Raw records
▬▬▬▬▬▬▬▬▬▬

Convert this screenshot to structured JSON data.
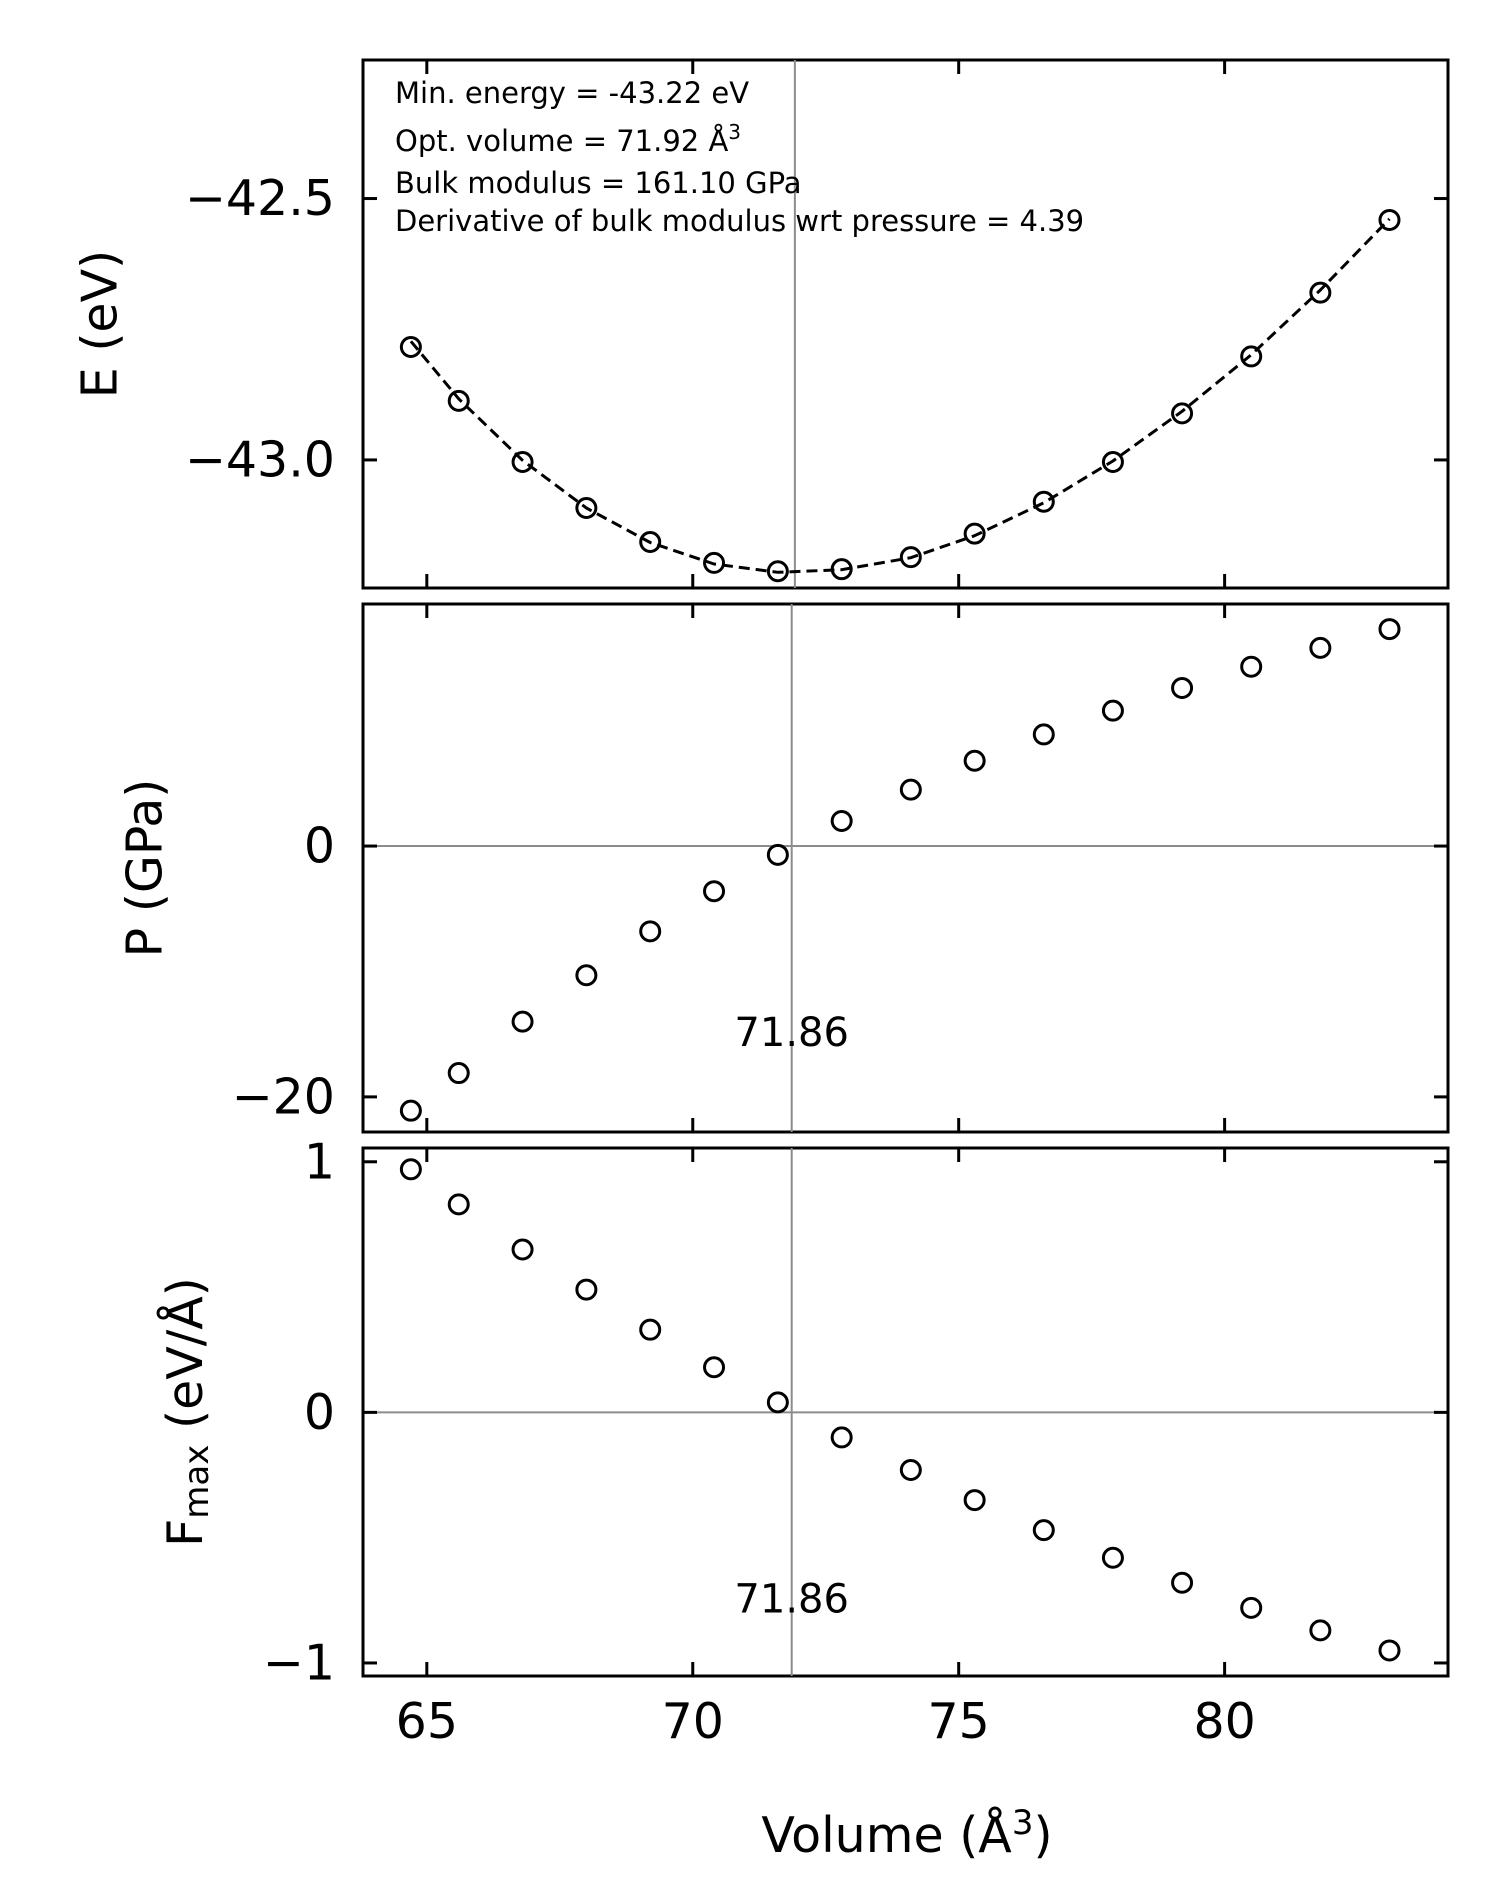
{
  "chart_data": [
    {
      "type": "scatter",
      "panel": "energy",
      "ylabel": "E (eV)",
      "xlim": [
        63.8,
        84.2
      ],
      "ylim": [
        -43.245,
        -42.235
      ],
      "yticks": [
        -43.0,
        -42.5
      ],
      "ytick_labels": [
        "−43.0",
        "−42.5"
      ],
      "x": [
        64.7,
        65.6,
        66.8,
        68.0,
        69.2,
        70.4,
        71.6,
        72.8,
        74.1,
        75.3,
        76.6,
        77.9,
        79.2,
        80.5,
        81.8,
        83.1
      ],
      "series": [
        {
          "name": "data",
          "marker": "open-circle",
          "values": [
            -42.784,
            -42.887,
            -43.004,
            -43.092,
            -43.157,
            -43.197,
            -43.213,
            -43.209,
            -43.186,
            -43.141,
            -43.08,
            -43.004,
            -42.911,
            -42.802,
            -42.68,
            -42.541
          ]
        },
        {
          "name": "EOS fit",
          "style": "dashed-line",
          "values": [
            -42.773,
            -42.883,
            -43.001,
            -43.092,
            -43.158,
            -43.199,
            -43.215,
            -43.21,
            -43.187,
            -43.145,
            -43.082,
            -43.002,
            -42.907,
            -42.799,
            -42.675,
            -42.539
          ]
        }
      ],
      "vline_x": 71.92,
      "annotations": [
        "Min. energy = -43.22 eV",
        "Opt. volume = 71.92 Å",
        "Bulk modulus = 161.10 GPa",
        "Derivative of bulk modulus wrt pressure = 4.39"
      ],
      "annotation_superscript": "3"
    },
    {
      "type": "scatter",
      "panel": "pressure",
      "ylabel": "P (GPa)",
      "xlim": [
        63.8,
        84.2
      ],
      "ylim": [
        -22.8,
        19.3
      ],
      "yticks": [
        -20,
        0
      ],
      "ytick_labels": [
        "−20",
        "0"
      ],
      "x": [
        64.7,
        65.6,
        66.8,
        68.0,
        69.2,
        70.4,
        71.6,
        72.8,
        74.1,
        75.3,
        76.6,
        77.9,
        79.2,
        80.5,
        81.8,
        83.1
      ],
      "values": [
        -21.1,
        -18.1,
        -14.0,
        -10.3,
        -6.8,
        -3.6,
        -0.7,
        2.0,
        4.5,
        6.8,
        8.9,
        10.8,
        12.6,
        14.3,
        15.8,
        17.3
      ],
      "hline_y": 0,
      "vline_x": 71.86,
      "vline_label": "71.86"
    },
    {
      "type": "scatter",
      "panel": "force",
      "ylabel": "F",
      "ylabel_sub": "max",
      "ylabel_suffix": " (eV/Å)",
      "xlabel": "Volume (Å",
      "xlabel_sup": "3",
      "xlabel_suffix": ")",
      "xlim": [
        63.8,
        84.2
      ],
      "ylim": [
        -1.052,
        1.055
      ],
      "yticks": [
        -1,
        0,
        1
      ],
      "ytick_labels": [
        "−1",
        "0",
        "1"
      ],
      "xticks": [
        65,
        70,
        75,
        80
      ],
      "xtick_labels": [
        "65",
        "70",
        "75",
        "80"
      ],
      "x": [
        64.7,
        65.6,
        66.8,
        68.0,
        69.2,
        70.4,
        71.6,
        72.8,
        74.1,
        75.3,
        76.6,
        77.9,
        79.2,
        80.5,
        81.8,
        83.1
      ],
      "values": [
        0.97,
        0.83,
        0.65,
        0.49,
        0.33,
        0.18,
        0.04,
        -0.1,
        -0.23,
        -0.35,
        -0.47,
        -0.58,
        -0.68,
        -0.78,
        -0.87,
        -0.95
      ],
      "hline_y": 0,
      "vline_x": 71.86,
      "vline_label": "71.86"
    }
  ]
}
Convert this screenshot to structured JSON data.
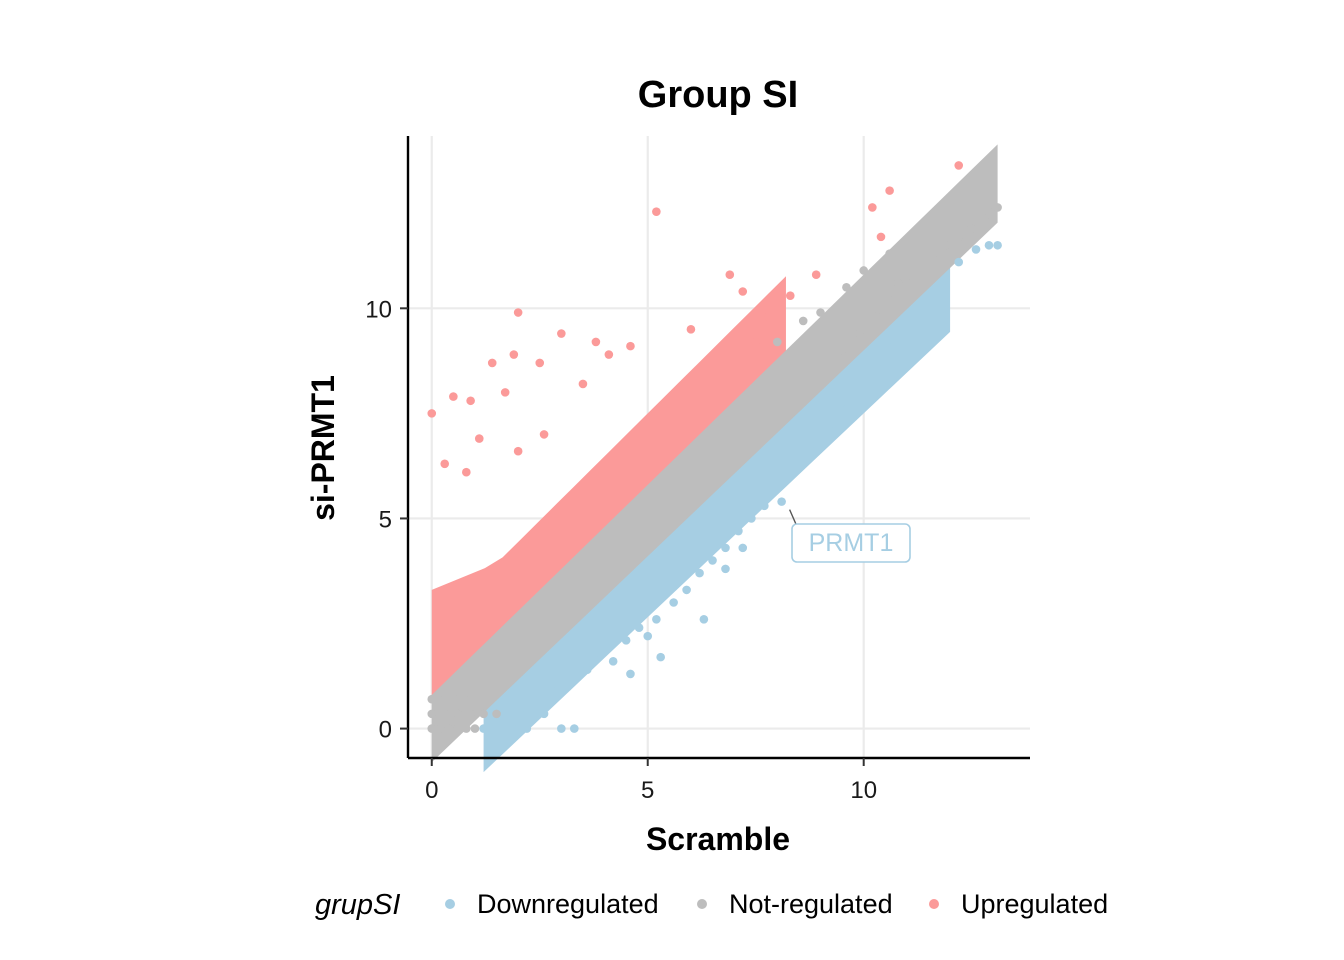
{
  "chart_data": {
    "type": "scatter",
    "title": "Group SI",
    "xlabel": "Scramble",
    "ylabel": "si-PRMT1",
    "xlim": [
      -0.55,
      13.85
    ],
    "ylim": [
      -0.7,
      14.1
    ],
    "x_ticks": [
      0,
      5,
      10
    ],
    "y_ticks": [
      0,
      5,
      10
    ],
    "grid": true,
    "legend": {
      "title": "grupSI",
      "position": "bottom",
      "entries": [
        "Downregulated",
        "Not-regulated",
        "Upregulated"
      ]
    },
    "colors": {
      "Downregulated": "#a6cee3",
      "Not-regulated": "#bdbdbd",
      "Upregulated": "#fb9a99"
    },
    "annotations": [
      {
        "label": "PRMT1",
        "x": 8.1,
        "y": 5.4,
        "series": "Downregulated"
      }
    ],
    "series": [
      {
        "name": "Downregulated",
        "points": [
          [
            1.2,
            0
          ],
          [
            1.4,
            0
          ],
          [
            1.6,
            0
          ],
          [
            1.8,
            0
          ],
          [
            2.0,
            0
          ],
          [
            2.2,
            0
          ],
          [
            3.0,
            0
          ],
          [
            3.3,
            0
          ],
          [
            1.9,
            0.35
          ],
          [
            2.2,
            0.35
          ],
          [
            2.6,
            0.35
          ],
          [
            2.1,
            0.7
          ],
          [
            2.5,
            0.7
          ],
          [
            2.9,
            0.9
          ],
          [
            3.2,
            1.1
          ],
          [
            3.6,
            1.4
          ],
          [
            3.9,
            1.8
          ],
          [
            4.2,
            1.6
          ],
          [
            4.5,
            2.1
          ],
          [
            4.8,
            2.4
          ],
          [
            5.2,
            2.6
          ],
          [
            5.6,
            3.0
          ],
          [
            5.9,
            3.3
          ],
          [
            6.2,
            3.7
          ],
          [
            6.5,
            4.0
          ],
          [
            6.8,
            4.3
          ],
          [
            7.1,
            4.7
          ],
          [
            7.4,
            5.0
          ],
          [
            7.7,
            5.3
          ],
          [
            8.1,
            5.4
          ],
          [
            8.5,
            6.2
          ],
          [
            8.8,
            6.6
          ],
          [
            9.2,
            7.1
          ],
          [
            9.6,
            7.6
          ],
          [
            9.9,
            8.1
          ],
          [
            10.3,
            8.6
          ],
          [
            10.7,
            9.1
          ],
          [
            11.0,
            9.6
          ],
          [
            11.4,
            10.1
          ],
          [
            11.8,
            10.6
          ],
          [
            12.2,
            11.1
          ],
          [
            12.6,
            11.4
          ],
          [
            12.9,
            11.5
          ],
          [
            13.1,
            11.5
          ],
          [
            5.3,
            1.7
          ],
          [
            4.6,
            1.3
          ],
          [
            6.3,
            2.6
          ],
          [
            6.8,
            3.8
          ],
          [
            7.2,
            4.3
          ],
          [
            9.4,
            7.8
          ],
          [
            8.9,
            7.5
          ],
          [
            5.0,
            2.2
          ]
        ]
      },
      {
        "name": "Not-regulated",
        "points": [
          [
            0,
            0
          ],
          [
            0.2,
            0
          ],
          [
            0.4,
            0
          ],
          [
            0.6,
            0
          ],
          [
            0.8,
            0
          ],
          [
            1.0,
            0
          ],
          [
            0,
            0.35
          ],
          [
            0.3,
            0.35
          ],
          [
            0.6,
            0.35
          ],
          [
            0.9,
            0.35
          ],
          [
            1.2,
            0.35
          ],
          [
            1.5,
            0.35
          ],
          [
            0,
            0.7
          ],
          [
            0.3,
            0.7
          ],
          [
            0.6,
            0.7
          ],
          [
            0.9,
            0.7
          ],
          [
            9.5,
            9.0
          ],
          [
            9.9,
            9.4
          ],
          [
            10.3,
            9.8
          ],
          [
            10.7,
            10.2
          ],
          [
            11.0,
            10.6
          ],
          [
            11.3,
            10.9
          ],
          [
            11.6,
            11.2
          ],
          [
            11.9,
            11.5
          ],
          [
            12.2,
            11.7
          ],
          [
            12.5,
            11.9
          ],
          [
            12.8,
            12.1
          ],
          [
            13.1,
            12.4
          ],
          [
            12.9,
            12.3
          ],
          [
            9.0,
            9.9
          ],
          [
            9.6,
            10.5
          ],
          [
            8.6,
            9.7
          ],
          [
            10.0,
            10.9
          ],
          [
            10.8,
            10.6
          ],
          [
            8.0,
            9.2
          ],
          [
            10.6,
            11.3
          ]
        ]
      },
      {
        "name": "Upregulated",
        "points": [
          [
            12.2,
            13.4
          ],
          [
            10.6,
            12.8
          ],
          [
            10.2,
            12.4
          ],
          [
            5.2,
            12.3
          ],
          [
            6.9,
            10.8
          ],
          [
            10.4,
            11.7
          ],
          [
            2.0,
            9.9
          ],
          [
            3.0,
            9.4
          ],
          [
            1.9,
            8.9
          ],
          [
            3.8,
            9.2
          ],
          [
            4.6,
            9.1
          ],
          [
            6.0,
            9.5
          ],
          [
            7.8,
            9.8
          ],
          [
            8.9,
            10.8
          ],
          [
            0.0,
            7.5
          ],
          [
            0.5,
            7.9
          ],
          [
            0.9,
            7.8
          ],
          [
            1.4,
            8.7
          ],
          [
            1.7,
            8.0
          ],
          [
            2.5,
            8.7
          ],
          [
            3.5,
            8.2
          ],
          [
            4.1,
            8.9
          ],
          [
            7.5,
            9.2
          ],
          [
            8.3,
            10.3
          ],
          [
            7.2,
            10.4
          ],
          [
            0.3,
            6.3
          ],
          [
            0.8,
            6.1
          ],
          [
            1.1,
            6.9
          ],
          [
            2.0,
            6.6
          ],
          [
            2.6,
            7.0
          ]
        ]
      }
    ]
  }
}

▬▬▬▬▬▬▬▬▬▬

Filter the records above and return every line that holds the word "panel".

■ **SOLUTION TO THIS PROBLEM**:
      "panel": "energy",
      "panel": "pressure",
      "panel": "force",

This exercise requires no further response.